> **WHAT THE EXERCISE ASKS**:
Write out the data again exactly, skipping every picture.
━━━━━ MATERIAL SUPPLIED ━━━━━
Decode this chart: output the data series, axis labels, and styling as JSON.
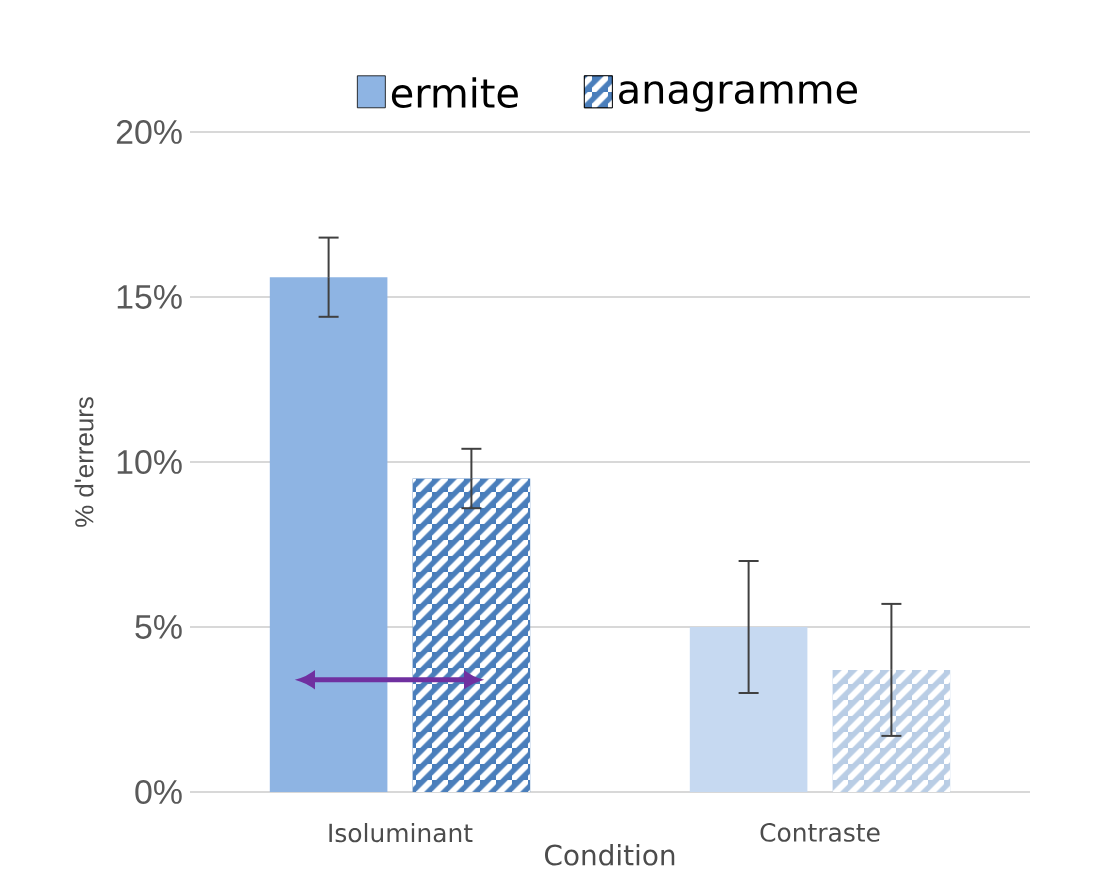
{
  "chart_data": {
    "type": "bar",
    "ylabel": "% d'erreurs",
    "xlabel": "Condition",
    "categories": [
      "Isoluminant",
      "Contraste"
    ],
    "series": [
      {
        "name": "ermite",
        "color": "#8eb4e3",
        "colors": [
          "#8eb4e3",
          "#c6d9f1"
        ],
        "values": [
          15.6,
          5.0
        ],
        "errors": [
          1.2,
          2.0
        ]
      },
      {
        "name": "anagramme",
        "color": "#4a7ebb",
        "colors": [
          "#4a7ebb",
          "#b9cde5"
        ],
        "values": [
          9.5,
          3.7
        ],
        "errors": [
          0.9,
          2.0
        ]
      }
    ],
    "ylim": [
      0,
      20
    ],
    "yticks": [
      {
        "value": 0,
        "label": "0%"
      },
      {
        "value": 5,
        "label": "5%"
      },
      {
        "value": 10,
        "label": "10%"
      },
      {
        "value": 15,
        "label": "15%"
      },
      {
        "value": 20,
        "label": "20%"
      }
    ],
    "grid": "y",
    "legend": "top"
  }
}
━━━━━
> **CORRECT RESULT**:
Decode this chart: output the data series, axis labels, and styling as JSON.
{
  "chart_data": {
    "type": "bar",
    "ylabel": "% d'erreurs",
    "xlabel": "Condition",
    "categories": [
      "Isoluminant",
      "Contraste"
    ],
    "series": [
      {
        "name": "ermite",
        "color": "#8eb4e3",
        "colors": [
          "#8eb4e3",
          "#c6d9f1"
        ],
        "values": [
          15.6,
          5.0
        ],
        "errors": [
          1.2,
          2.0
        ]
      },
      {
        "name": "anagramme",
        "color": "#4a7ebb",
        "colors": [
          "#4a7ebb",
          "#b9cde5"
        ],
        "values": [
          9.5,
          3.7
        ],
        "errors": [
          0.9,
          2.0
        ]
      }
    ],
    "ylim": [
      0,
      20
    ],
    "yticks": [
      {
        "value": 0,
        "label": "0%"
      },
      {
        "value": 5,
        "label": "5%"
      },
      {
        "value": 10,
        "label": "10%"
      },
      {
        "value": 15,
        "label": "15%"
      },
      {
        "value": 20,
        "label": "20%"
      }
    ],
    "grid": "y",
    "legend": "top"
  }
}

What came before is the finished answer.